> Your goal: In the material below, identify each line bearing the word "label". Reproduce those lines.

> Rows:
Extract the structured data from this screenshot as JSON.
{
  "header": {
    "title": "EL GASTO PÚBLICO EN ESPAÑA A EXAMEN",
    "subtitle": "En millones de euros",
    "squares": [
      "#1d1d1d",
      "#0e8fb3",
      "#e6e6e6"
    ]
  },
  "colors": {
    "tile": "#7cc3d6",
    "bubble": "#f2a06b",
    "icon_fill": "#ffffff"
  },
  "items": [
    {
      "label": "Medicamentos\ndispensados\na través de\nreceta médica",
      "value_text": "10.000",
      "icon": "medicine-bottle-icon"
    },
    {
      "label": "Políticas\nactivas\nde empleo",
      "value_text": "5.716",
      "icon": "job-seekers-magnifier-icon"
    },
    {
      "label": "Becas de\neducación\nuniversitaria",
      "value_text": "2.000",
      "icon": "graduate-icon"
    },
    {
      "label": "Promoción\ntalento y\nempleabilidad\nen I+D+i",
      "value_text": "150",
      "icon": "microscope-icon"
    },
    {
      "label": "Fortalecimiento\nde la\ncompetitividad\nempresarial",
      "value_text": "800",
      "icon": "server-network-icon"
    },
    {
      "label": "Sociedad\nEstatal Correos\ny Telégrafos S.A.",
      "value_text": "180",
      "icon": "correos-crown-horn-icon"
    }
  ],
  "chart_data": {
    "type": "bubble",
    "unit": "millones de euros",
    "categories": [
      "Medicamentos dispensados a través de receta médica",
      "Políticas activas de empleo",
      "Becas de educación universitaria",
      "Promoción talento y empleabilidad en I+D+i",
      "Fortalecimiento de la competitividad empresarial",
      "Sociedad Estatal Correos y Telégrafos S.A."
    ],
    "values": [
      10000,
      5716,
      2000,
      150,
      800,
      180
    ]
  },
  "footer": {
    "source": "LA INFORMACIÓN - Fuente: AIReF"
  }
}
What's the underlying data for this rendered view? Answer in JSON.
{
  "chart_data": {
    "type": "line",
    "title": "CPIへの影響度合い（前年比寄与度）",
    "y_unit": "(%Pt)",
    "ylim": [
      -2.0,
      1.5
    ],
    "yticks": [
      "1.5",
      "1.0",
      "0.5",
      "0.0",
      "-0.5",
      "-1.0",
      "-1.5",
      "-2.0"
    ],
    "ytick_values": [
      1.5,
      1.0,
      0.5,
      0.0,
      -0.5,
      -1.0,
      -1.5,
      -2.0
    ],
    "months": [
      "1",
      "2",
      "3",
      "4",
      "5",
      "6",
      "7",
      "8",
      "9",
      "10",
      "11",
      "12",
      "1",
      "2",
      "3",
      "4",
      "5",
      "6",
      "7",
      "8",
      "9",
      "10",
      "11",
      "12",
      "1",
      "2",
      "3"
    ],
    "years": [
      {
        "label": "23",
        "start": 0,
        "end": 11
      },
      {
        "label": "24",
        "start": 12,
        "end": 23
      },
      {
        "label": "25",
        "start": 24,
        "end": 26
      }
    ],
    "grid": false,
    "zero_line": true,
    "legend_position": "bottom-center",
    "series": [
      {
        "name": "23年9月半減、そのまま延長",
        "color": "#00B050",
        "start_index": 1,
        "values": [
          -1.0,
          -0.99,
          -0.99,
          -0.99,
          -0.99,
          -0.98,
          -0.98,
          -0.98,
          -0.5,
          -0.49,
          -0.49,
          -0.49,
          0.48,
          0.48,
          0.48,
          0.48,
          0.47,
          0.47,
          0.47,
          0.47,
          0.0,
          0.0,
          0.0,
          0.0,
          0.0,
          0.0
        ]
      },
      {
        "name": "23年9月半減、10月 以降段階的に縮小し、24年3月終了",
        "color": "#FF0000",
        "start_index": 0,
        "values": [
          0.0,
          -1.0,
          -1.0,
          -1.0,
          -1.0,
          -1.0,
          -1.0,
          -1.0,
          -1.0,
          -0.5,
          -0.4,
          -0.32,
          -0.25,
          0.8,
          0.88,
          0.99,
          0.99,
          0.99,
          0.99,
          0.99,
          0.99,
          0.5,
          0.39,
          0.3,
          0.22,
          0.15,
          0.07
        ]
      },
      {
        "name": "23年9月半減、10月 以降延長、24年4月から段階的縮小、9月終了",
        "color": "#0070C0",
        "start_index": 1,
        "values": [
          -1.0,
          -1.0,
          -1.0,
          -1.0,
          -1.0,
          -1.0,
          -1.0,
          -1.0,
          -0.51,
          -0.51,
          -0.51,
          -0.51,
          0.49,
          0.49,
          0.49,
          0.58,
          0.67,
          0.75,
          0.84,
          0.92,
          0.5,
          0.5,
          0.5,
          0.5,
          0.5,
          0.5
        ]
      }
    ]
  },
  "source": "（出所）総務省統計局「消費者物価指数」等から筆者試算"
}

> Reply:
      "label": "Medicamentos\ndispensados\na través de\nreceta médica",
      "label": "Políticas\nactivas\nde empleo",
      "label": "Becas de\neducación\nuniversitaria",
      "label": "Promoción\ntalento y\nempleabilidad\nen I+D+i",
      "label": "Fortalecimiento\nde la\ncompetitividad\nempresarial",
      "label": "Sociedad\nEstatal Correos\ny Telégrafos S.A.",
        "label": "23",
        "label": "24",
        "label": "25",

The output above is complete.